**The problem:**
Skip the images and copy each record exactly as written.

**Stored data:**
▬▬▬▬▬▬

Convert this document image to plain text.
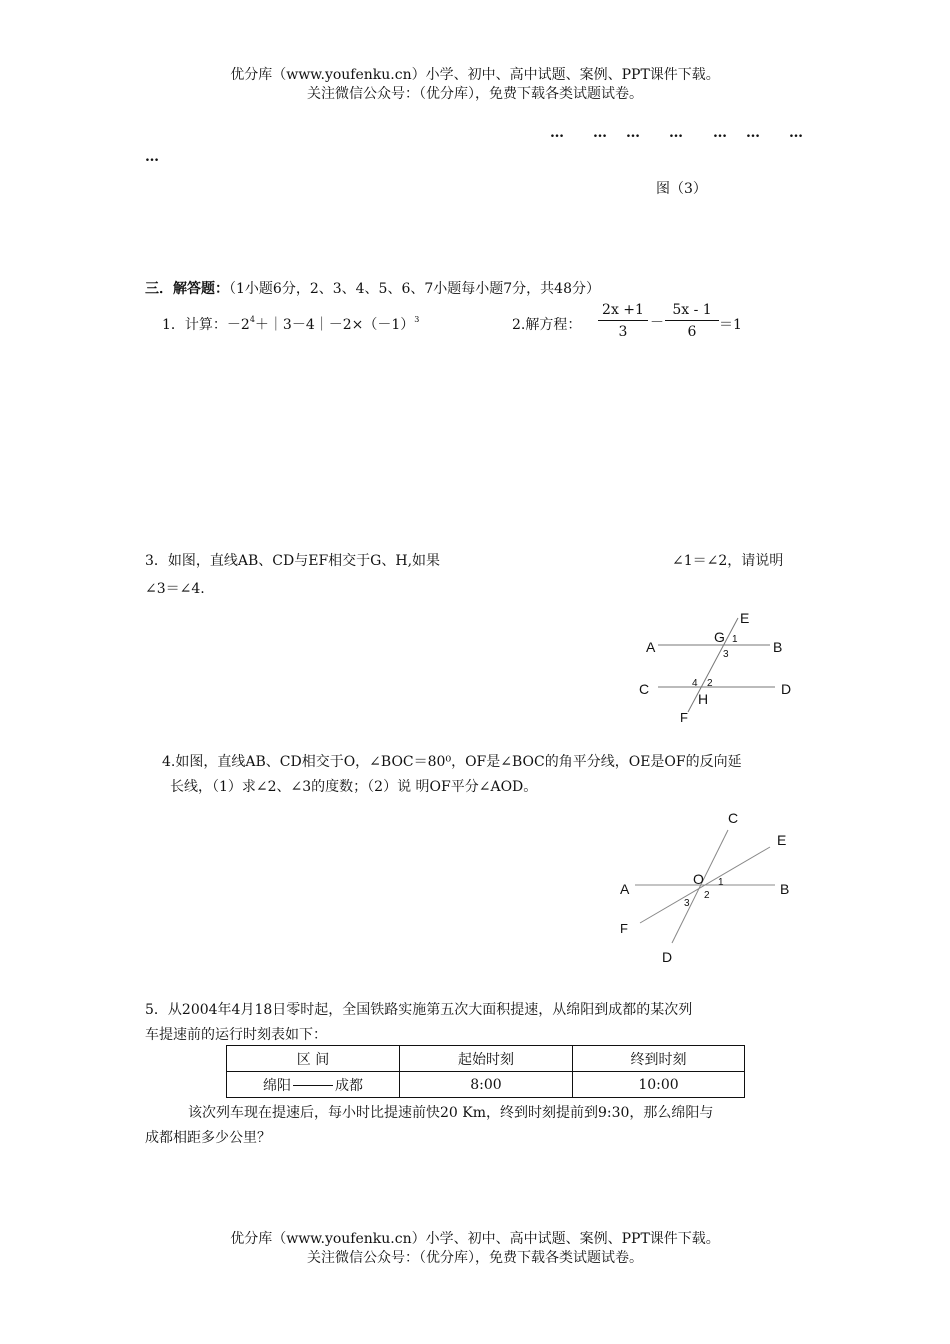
优分库（www.youfenku.cn）小学、初中、高中试题、案例、PPT课件下载。
关注微信公众号：（优分库），免费下载各类试题试卷。
… … … … … … …
…
图（3）
三．解答题：（1小题6分，2、3、4、5、6、7小题每小题7分，共48分）
1．计算：$-2^4+|3-4|-2\times(-1)^3$	2.解方程： $\frac{2x +1}{3} - \frac{5x - 1}{6} =1$
3．如图，直线AB、CD与EF相交于G、H,如果	∠1＝∠2，请说明
∠3＝∠4.
E
G 1
A	B
3
C	4 2	D
H
F
4.如图，直线AB、CD相交于O，∠BOC＝80⁰，OF是∠BOC的角平分线，OE是OF的反向延
长线，（1）求∠2、∠3的度数；（2）说 明OF平分∠AOD。
C
E
A
O 1	B
2
3
F
D
5．从2004年4月18日零时起，全国铁路实施第五次大面积提速，从绵阳到成都的某次列
车提速前的运行时刻表如下：
区 间	起始时刻	终到时刻
绵阳 成都	8:00	10:00
该次列车现在提速后，每小时比提速前快20 Km，终到时刻提前到9:30，那么绵阳与
成都相距多少公里？
优分库（www.youfenku.cn）小学、初中、高中试题、案例、PPT课件下载。
关注微信公众号：（优分库），免费下载各类试题试卷。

▬▬▬▬▬▬

**Response to this task:**
Convert this document image to plain text.
优分库（www.youfenku.cn）小学、初中、高中试题、案例、PPT课件下载。
关注微信公众号：（优分库），免费下载各类试题试卷。
… … … … … … …
…
图（3）
三．解答题：（1小题6分，2、3、4、5、6、7小题每小题7分，共48分）
1．计算：$-2^4+|3-4|-2\times(-1)^3$	2.解方程： $\frac{2x +1}{3} - \frac{5x - 1}{6} =1$
3．如图，直线AB、CD与EF相交于G、H,如果	∠1＝∠2，请说明
∠3＝∠4.
E
G 1
A	B
3
C	4 2	D
H
F
4.如图，直线AB、CD相交于O，∠BOC＝80⁰，OF是∠BOC的角平分线，OE是OF的反向延
长线，（1）求∠2、∠3的度数；（2）说 明OF平分∠AOD。
C
E
A
O 1	B
2
3
F
D
5．从2004年4月18日零时起，全国铁路实施第五次大面积提速，从绵阳到成都的某次列
车提速前的运行时刻表如下：
区 间	起始时刻	终到时刻
绵阳 成都	8:00	10:00
该次列车现在提速后，每小时比提速前快20 Km，终到时刻提前到9:30，那么绵阳与
成都相距多少公里？
优分库（www.youfenku.cn）小学、初中、高中试题、案例、PPT课件下载。
关注微信公众号：（优分库），免费下载各类试题试卷。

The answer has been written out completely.